=== SOURCE MATERIAL ===

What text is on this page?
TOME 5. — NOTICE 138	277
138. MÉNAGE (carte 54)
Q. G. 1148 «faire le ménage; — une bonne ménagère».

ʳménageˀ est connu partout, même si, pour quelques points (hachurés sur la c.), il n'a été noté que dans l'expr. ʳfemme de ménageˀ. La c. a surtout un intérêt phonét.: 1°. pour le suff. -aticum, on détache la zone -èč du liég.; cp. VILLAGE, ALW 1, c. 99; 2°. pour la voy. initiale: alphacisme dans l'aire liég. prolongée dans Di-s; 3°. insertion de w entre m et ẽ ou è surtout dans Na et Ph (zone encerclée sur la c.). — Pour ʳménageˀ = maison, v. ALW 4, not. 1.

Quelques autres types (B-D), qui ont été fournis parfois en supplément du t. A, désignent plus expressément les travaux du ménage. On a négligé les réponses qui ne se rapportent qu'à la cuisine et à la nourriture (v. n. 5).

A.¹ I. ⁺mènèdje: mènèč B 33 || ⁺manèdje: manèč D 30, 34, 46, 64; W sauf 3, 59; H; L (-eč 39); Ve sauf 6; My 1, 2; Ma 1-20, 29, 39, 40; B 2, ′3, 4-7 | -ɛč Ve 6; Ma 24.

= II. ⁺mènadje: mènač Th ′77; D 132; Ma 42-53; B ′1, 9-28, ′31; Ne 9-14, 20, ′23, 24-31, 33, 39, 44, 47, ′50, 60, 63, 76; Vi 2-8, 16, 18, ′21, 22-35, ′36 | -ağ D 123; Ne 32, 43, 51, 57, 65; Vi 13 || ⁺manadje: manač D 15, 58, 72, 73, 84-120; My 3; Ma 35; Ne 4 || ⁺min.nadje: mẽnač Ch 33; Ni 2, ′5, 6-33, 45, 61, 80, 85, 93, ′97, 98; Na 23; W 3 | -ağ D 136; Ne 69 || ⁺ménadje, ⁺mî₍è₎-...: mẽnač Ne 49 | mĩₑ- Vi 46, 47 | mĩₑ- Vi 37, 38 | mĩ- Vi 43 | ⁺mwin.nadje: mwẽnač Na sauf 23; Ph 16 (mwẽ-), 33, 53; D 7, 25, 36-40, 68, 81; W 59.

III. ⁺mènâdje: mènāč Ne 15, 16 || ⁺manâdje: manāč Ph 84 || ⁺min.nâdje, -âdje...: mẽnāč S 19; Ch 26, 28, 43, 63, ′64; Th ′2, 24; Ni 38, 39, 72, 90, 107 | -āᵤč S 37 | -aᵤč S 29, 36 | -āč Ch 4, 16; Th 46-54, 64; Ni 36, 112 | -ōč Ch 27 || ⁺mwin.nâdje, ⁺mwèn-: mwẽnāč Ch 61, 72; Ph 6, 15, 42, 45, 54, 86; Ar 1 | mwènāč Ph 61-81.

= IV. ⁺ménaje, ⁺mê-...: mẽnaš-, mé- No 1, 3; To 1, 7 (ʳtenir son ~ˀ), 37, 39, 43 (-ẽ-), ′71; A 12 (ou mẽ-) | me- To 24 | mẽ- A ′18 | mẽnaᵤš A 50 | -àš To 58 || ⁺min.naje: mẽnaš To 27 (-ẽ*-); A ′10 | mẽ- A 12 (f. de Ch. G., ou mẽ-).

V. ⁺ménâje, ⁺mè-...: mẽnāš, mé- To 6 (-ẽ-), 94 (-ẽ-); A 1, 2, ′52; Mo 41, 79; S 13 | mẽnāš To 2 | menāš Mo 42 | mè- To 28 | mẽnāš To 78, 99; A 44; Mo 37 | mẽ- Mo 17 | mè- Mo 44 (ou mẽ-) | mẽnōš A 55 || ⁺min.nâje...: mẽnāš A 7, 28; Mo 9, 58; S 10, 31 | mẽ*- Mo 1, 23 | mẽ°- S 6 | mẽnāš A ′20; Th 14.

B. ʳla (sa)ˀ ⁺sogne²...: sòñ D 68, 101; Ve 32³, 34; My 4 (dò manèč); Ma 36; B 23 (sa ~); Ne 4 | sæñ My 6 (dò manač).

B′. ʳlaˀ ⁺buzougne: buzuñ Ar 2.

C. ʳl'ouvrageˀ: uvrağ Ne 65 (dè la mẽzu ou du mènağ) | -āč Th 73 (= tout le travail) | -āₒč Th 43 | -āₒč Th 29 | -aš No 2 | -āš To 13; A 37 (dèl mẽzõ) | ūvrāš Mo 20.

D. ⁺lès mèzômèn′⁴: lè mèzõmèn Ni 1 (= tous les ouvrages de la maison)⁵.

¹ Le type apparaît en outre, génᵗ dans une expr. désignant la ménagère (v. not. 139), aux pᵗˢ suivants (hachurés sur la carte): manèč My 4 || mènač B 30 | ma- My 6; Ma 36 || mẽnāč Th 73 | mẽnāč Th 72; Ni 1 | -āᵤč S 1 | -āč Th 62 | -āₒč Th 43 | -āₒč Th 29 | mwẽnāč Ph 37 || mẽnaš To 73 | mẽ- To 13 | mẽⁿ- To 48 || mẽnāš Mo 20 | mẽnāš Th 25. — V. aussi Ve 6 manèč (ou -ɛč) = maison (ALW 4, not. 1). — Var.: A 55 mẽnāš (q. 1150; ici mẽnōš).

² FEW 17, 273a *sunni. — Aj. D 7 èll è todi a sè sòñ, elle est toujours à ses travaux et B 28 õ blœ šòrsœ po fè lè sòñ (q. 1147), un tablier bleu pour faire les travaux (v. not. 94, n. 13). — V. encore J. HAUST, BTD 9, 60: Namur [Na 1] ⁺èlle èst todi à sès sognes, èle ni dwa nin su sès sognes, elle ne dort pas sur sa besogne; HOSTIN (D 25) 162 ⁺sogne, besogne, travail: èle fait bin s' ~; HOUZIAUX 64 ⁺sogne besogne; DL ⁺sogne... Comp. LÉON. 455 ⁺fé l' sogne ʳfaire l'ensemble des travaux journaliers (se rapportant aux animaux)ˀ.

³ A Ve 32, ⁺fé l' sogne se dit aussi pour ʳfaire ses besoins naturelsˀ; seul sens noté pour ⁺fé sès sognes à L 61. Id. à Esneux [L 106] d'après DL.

===

GIVEN EXERCISE> Using the material above, gather every line that includes "hachurés".

TASK RESPONSE>
ʳménageˀ est connu partout, même si, pour quelques points (hachurés sur la c.), il n'a été noté que dans l'expr. ʳfemme de ménageˀ. La c. a surtout un intérêt phonét.: 1°. pour le suff. -aticum, on détache la zone -èč du liég.; cp. VILLAGE, ALW 1, c. 99; 2°. pour la voy. initiale: alphacisme dans l'aire liég. prolongée dans Di-s; 3°. insertion de w entre m et ẽ ou è surtout dans Na et Ph (zone encerclée sur la c.). — Pour ʳménageˀ = maison, v. ALW 4, not. 1.
¹ Le type apparaît en outre, génᵗ dans une expr. désignant la ménagère (v. not. 139), aux pᵗˢ suivants (hachurés sur la carte): manèč My 4 || mènač B 30 | ma- My 6; Ma 36 || mẽnāč Th 73 | mẽnāč Th 72; Ni 1 | -āᵤč S 1 | -āč Th 62 | -āₒč Th 43 | -āₒč Th 29 | mwẽnāč Ph 37 || mẽnaš To 73 | mẽ- To 13 | mẽⁿ- To 48 || mẽnāš Mo 20 | mẽnāš Th 25. — V. aussi Ve 6 manèč (ou -ɛč) = maison (ALW 4, not. 1). — Var.: A 55 mẽnāš (q. 1150; ici mẽnōš).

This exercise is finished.